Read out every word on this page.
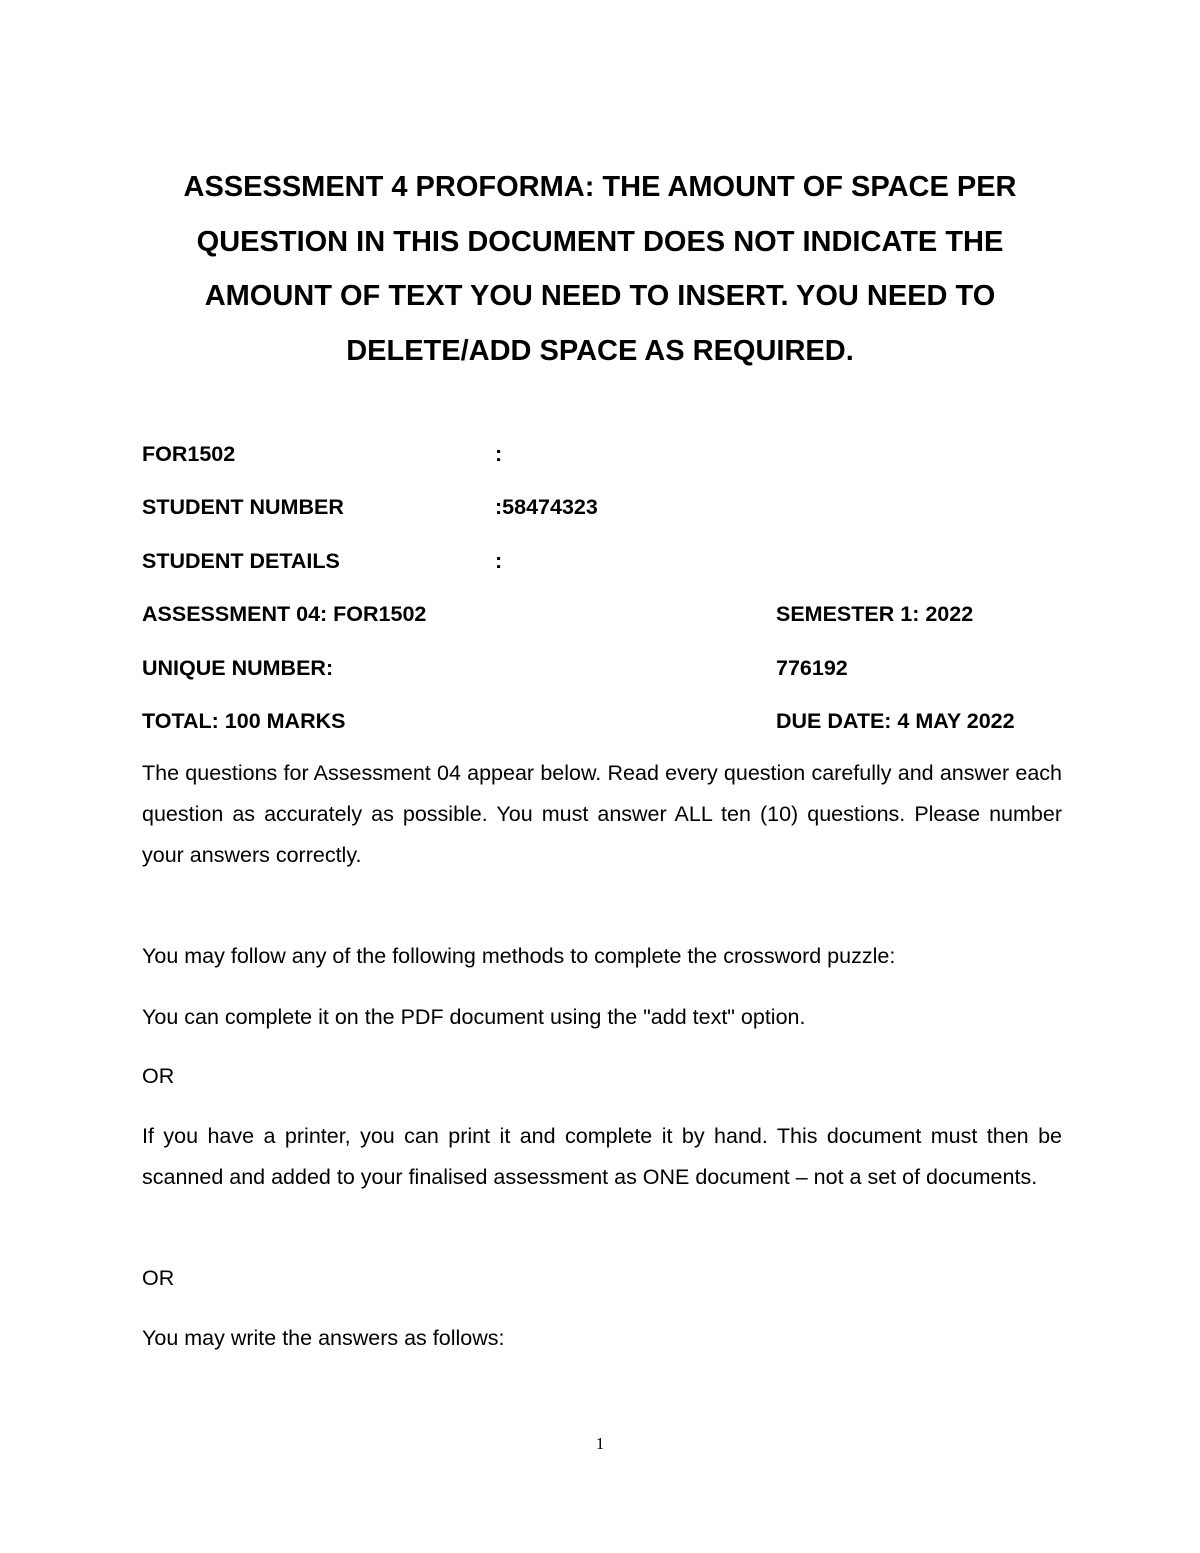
ASSESSMENT 4 PROFORMA: THE AMOUNT OF SPACE PER QUESTION IN THIS DOCUMENT DOES NOT INDICATE THE AMOUNT OF TEXT YOU NEED TO INSERT. YOU NEED TO DELETE/ADD SPACE AS REQUIRED.

FOR1502	:
STUDENT NUMBER	:58474323
STUDENT DETAILS	:
ASSESSMENT 04: FOR1502	SEMESTER 1: 2022
UNIQUE NUMBER:	776192
TOTAL: 100 MARKS	DUE DATE: 4 MAY 2022

The questions for Assessment 04 appear below. Read every question carefully and answer each question as accurately as possible. You must answer ALL ten (10) questions. Please number your answers correctly.

You may follow any of the following methods to complete the crossword puzzle:

You can complete it on the PDF document using the "add text" option.

OR

If you have a printer, you can print it and complete it by hand. This document must then be scanned and added to your finalised assessment as ONE document – not a set of documents.

OR

You may write the answers as follows:

1
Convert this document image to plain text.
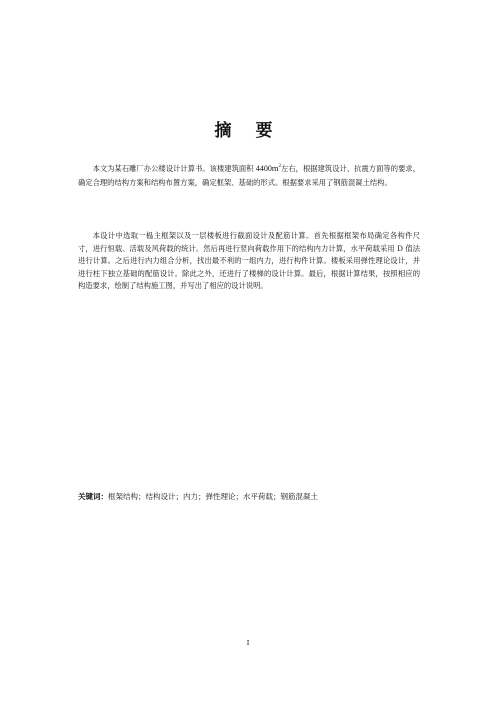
摘 要

本文为某石雕厂办公楼设计计算书。该楼建筑面积 $4400m^2$左右，根据建筑设计、抗震方面等的要求，确定合理的结构方案和结构布置方案，确定框架、基础的形式。根据要求采用了钢筋混凝土结构。

本设计中选取一榀主框架以及一层楼板进行截面设计及配筋计算。首先根据框架布局确定各构件尺寸，进行恒载、活载及风荷载的统计。然后再进行竖向荷载作用下的结构内力计算，水平荷载采用 D 值法进行计算。之后进行内力组合分析，找出最不利的一组内力，进行构件计算。楼板采用弹性理论设计，并进行柱下独立基础的配筋设计。除此之外，还进行了楼梯的设计计算。最后，根据计算结果，按照相应的构造要求，绘制了结构施工图，并写出了相应的设计说明。

关键词：框架结构；结构设计；内力；弹性理论；水平荷载；钢筋混凝土
I
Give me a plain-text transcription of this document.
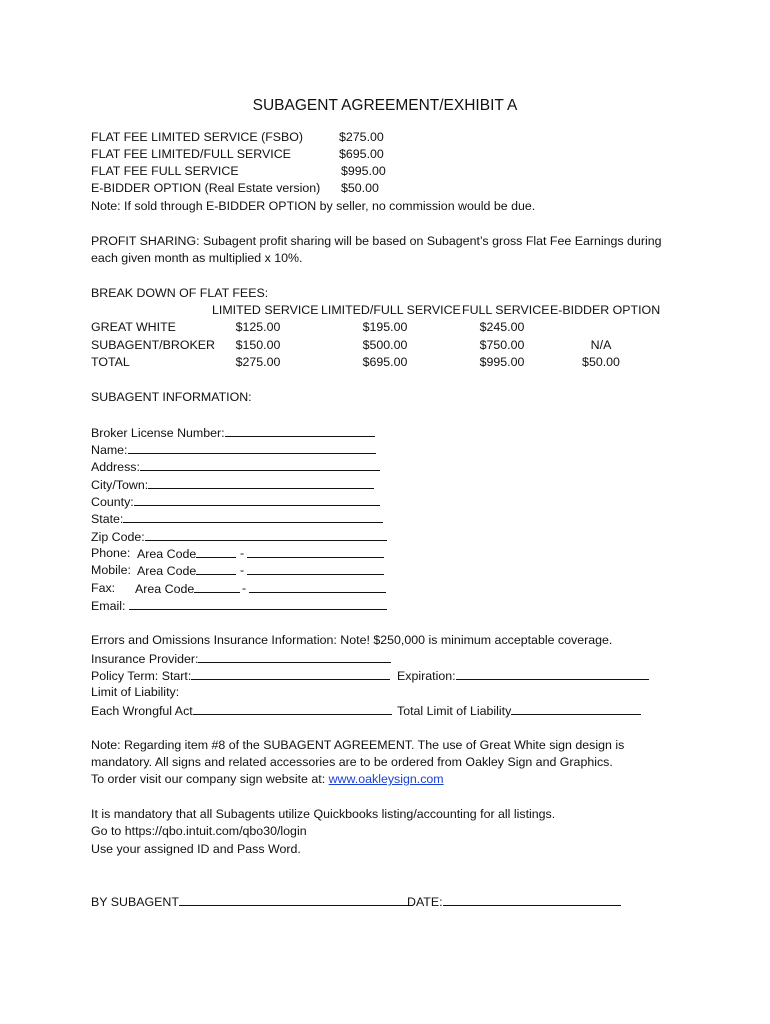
SUBAGENT AGREEMENT/EXHIBIT A
FLAT FEE LIMITED SERVICE (FSBO)	$275.00
FLAT FEE LIMITED/FULL SERVICE	$695.00
FLAT FEE FULL SERVICE	$995.00
E-BIDDER OPTION (Real Estate version) $50.00
Note: If sold through E-BIDDER OPTION by seller, no commission would be due.
PROFIT SHARING: Subagent profit sharing will be based on Subagent’s gross Flat Fee Earnings during
each given month as multiplied x 10%.
BREAK DOWN OF FLAT FEES:
LIMITED SERVICE LIMITED/FULL SERVICE FULL SERVICE E-BIDDER OPTION
GREAT WHITE	$125.00	$195.00	$245.00
SUBAGENT/BROKER	$150.00	$500.00	$750.00	N/A
TOTAL	$275.00	$695.00	$995.00	$50.00
SUBAGENT INFORMATION:
Broker License Number:
Name:
Address:
City/Town:
County:
State:
Zip Code:
Phone: Area Code	-
Mobile: Area Code	-
Fax: Area Code	-
Email:
Errors and Omissions Insurance Information: Note! $250,000 is minimum acceptable coverage.
Insurance Provider:
Policy Term: Start:	Expiration:
Limit of Liability:
Each Wrongful Act	Total Limit of Liability
Note: Regarding item #8 of the SUBAGENT AGREEMENT. The use of Great White sign design is
mandatory. All signs and related accessories are to be ordered from Oakley Sign and Graphics.
To order visit our company sign website at: www.oakleysign.com
It is mandatory that all Subagents utilize Quickbooks listing/accounting for all listings.
Go to https://qbo.intuit.com/qbo30/login
Use your assigned ID and Pass Word.
BY SUBAGENT	DATE:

________________________________________

Retype each entry precisely. Skip images entirely.

- _Reply to the task_:
Read out every word on this page.
ASSESSMENT 4 PROFORMA: THE AMOUNT OF SPACE PER QUESTION IN THIS DOCUMENT DOES NOT INDICATE THE AMOUNT OF TEXT YOU NEED TO INSERT. YOU NEED TO DELETE/ADD SPACE AS REQUIRED.

FOR1502	:
STUDENT NUMBER	:58474323
STUDENT DETAILS	:
ASSESSMENT 04: FOR1502	SEMESTER 1: 2022
UNIQUE NUMBER:	776192
TOTAL: 100 MARKS	DUE DATE: 4 MAY 2022

The questions for Assessment 04 appear below. Read every question carefully and answer each question as accurately as possible. You must answer ALL ten (10) questions. Please number your answers correctly.

You may follow any of the following methods to complete the crossword puzzle:

You can complete it on the PDF document using the "add text" option.

OR

If you have a printer, you can print it and complete it by hand. This document must then be scanned and added to your finalised assessment as ONE document – not a set of documents.

OR

You may write the answers as follows:

1
Convert this document image to plain text.
摘 要

本文为某石雕厂办公楼设计计算书。该楼建筑面积 $4400m^2$左右，根据建筑设计、抗震方面等的要求，确定合理的结构方案和结构布置方案，确定框架、基础的形式。根据要求采用了钢筋混凝土结构。

本设计中选取一榀主框架以及一层楼板进行截面设计及配筋计算。首先根据框架布局确定各构件尺寸，进行恒载、活载及风荷载的统计。然后再进行竖向荷载作用下的结构内力计算，水平荷载采用 D 值法进行计算。之后进行内力组合分析，找出最不利的一组内力，进行构件计算。楼板采用弹性理论设计，并进行柱下独立基础的配筋设计。除此之外，还进行了楼梯的设计计算。最后，根据计算结果，按照相应的构造要求，绘制了结构施工图，并写出了相应的设计说明。

关键词：框架结构；结构设计；内力；弹性理论；水平荷载；钢筋混凝土
I
Give me a plain-text transcription of this document.
SUBAGENT AGREEMENT/EXHIBIT A
FLAT FEE LIMITED SERVICE (FSBO)	$275.00
FLAT FEE LIMITED/FULL SERVICE	$695.00
FLAT FEE FULL SERVICE	$995.00
E-BIDDER OPTION (Real Estate version) $50.00
Note: If sold through E-BIDDER OPTION by seller, no commission would be due.
PROFIT SHARING: Subagent profit sharing will be based on Subagent’s gross Flat Fee Earnings during
each given month as multiplied x 10%.
BREAK DOWN OF FLAT FEES:
LIMITED SERVICE LIMITED/FULL SERVICE FULL SERVICE E-BIDDER OPTION
GREAT WHITE	$125.00	$195.00	$245.00
SUBAGENT/BROKER	$150.00	$500.00	$750.00	N/A
TOTAL	$275.00	$695.00	$995.00	$50.00
SUBAGENT INFORMATION:
Broker License Number:
Name:
Address:
City/Town:
County:
State:
Zip Code:
Phone: Area Code	-
Mobile: Area Code	-
Fax: Area Code	-
Email:
Errors and Omissions Insurance Information: Note! $250,000 is minimum acceptable coverage.
Insurance Provider:
Policy Term: Start:	Expiration:
Limit of Liability:
Each Wrongful Act	Total Limit of Liability
Note: Regarding item #8 of the SUBAGENT AGREEMENT. The use of Great White sign design is
mandatory. All signs and related accessories are to be ordered from Oakley Sign and Graphics.
To order visit our company sign website at: www.oakleysign.com
It is mandatory that all Subagents utilize Quickbooks listing/accounting for all listings.
Go to https://qbo.intuit.com/qbo30/login
Use your assigned ID and Pass Word.
BY SUBAGENT	DATE:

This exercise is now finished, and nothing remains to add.